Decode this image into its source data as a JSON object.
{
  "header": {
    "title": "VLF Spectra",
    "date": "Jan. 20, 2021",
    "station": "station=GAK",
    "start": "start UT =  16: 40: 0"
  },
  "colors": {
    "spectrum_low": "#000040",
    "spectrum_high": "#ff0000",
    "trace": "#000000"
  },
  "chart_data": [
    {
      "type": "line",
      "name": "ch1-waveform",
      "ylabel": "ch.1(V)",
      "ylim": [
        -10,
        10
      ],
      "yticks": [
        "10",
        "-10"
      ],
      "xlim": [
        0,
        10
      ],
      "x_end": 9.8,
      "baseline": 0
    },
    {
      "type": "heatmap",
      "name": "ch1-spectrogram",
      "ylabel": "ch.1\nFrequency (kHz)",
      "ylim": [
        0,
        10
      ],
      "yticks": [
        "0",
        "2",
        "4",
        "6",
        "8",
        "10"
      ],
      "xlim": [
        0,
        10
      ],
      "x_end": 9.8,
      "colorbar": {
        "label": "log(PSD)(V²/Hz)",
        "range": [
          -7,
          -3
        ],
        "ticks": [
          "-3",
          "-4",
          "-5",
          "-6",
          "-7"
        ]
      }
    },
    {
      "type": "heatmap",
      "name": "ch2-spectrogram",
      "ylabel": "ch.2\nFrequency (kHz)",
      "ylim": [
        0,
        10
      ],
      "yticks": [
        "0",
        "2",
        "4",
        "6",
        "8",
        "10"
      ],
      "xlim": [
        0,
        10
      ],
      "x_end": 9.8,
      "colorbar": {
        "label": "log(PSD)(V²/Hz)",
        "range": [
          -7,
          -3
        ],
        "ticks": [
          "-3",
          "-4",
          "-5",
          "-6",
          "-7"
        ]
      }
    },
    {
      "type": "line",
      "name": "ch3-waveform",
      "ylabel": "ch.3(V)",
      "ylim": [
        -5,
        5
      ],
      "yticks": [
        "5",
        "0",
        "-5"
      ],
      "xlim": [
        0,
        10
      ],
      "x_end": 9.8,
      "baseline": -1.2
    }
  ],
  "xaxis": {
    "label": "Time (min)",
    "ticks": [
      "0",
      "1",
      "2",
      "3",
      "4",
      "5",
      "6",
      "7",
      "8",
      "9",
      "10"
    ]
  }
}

● **TASK GOAL**: Report each line of the material above where the word "waveform" appears.

● **COMPLETED TASK**:
      "name": "ch1-waveform",
      "name": "ch3-waveform",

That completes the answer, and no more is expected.